* begin *

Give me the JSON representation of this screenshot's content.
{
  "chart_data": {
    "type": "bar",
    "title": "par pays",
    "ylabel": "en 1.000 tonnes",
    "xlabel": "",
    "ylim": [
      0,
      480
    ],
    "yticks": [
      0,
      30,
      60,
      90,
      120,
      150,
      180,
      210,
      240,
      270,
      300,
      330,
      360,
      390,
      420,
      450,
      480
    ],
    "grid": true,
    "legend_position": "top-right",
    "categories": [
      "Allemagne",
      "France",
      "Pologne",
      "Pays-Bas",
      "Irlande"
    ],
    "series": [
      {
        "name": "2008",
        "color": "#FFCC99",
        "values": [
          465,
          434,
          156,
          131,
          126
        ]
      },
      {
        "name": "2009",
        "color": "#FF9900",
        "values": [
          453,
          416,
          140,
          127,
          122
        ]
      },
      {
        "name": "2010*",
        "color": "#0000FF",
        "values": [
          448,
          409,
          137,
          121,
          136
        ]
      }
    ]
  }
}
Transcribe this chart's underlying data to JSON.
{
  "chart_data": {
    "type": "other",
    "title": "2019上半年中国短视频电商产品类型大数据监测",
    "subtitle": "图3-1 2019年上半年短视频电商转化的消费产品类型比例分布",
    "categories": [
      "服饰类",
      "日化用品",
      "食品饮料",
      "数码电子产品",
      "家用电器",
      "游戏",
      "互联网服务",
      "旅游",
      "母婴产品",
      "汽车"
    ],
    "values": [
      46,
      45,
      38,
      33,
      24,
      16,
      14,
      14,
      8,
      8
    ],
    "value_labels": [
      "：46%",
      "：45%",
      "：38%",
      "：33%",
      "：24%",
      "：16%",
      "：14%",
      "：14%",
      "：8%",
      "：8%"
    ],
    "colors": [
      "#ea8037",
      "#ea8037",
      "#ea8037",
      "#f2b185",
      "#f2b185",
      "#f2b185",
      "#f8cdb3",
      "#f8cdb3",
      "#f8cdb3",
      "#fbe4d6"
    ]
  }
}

* end *

Quote exactly and only the lines from the one holding "Transcribe this chart's" through the end of the data.

Transcribe this chart's underlying data to JSON.
{
  "chart_data": {
    "type": "other",
    "title": "2019上半年中国短视频电商产品类型大数据监测",
    "subtitle": "图3-1 2019年上半年短视频电商转化的消费产品类型比例分布",
    "categories": [
      "服饰类",
      "日化用品",
      "食品饮料",
      "数码电子产品",
      "家用电器",
      "游戏",
      "互联网服务",
      "旅游",
      "母婴产品",
      "汽车"
    ],
    "values": [
      46,
      45,
      38,
      33,
      24,
      16,
      14,
      14,
      8,
      8
    ],
    "value_labels": [
      "：46%",
      "：45%",
      "：38%",
      "：33%",
      "：24%",
      "：16%",
      "：14%",
      "：14%",
      "：8%",
      "：8%"
    ],
    "colors": [
      "#ea8037",
      "#ea8037",
      "#ea8037",
      "#f2b185",
      "#f2b185",
      "#f2b185",
      "#f8cdb3",
      "#f8cdb3",
      "#f8cdb3",
      "#fbe4d6"
    ]
  }
}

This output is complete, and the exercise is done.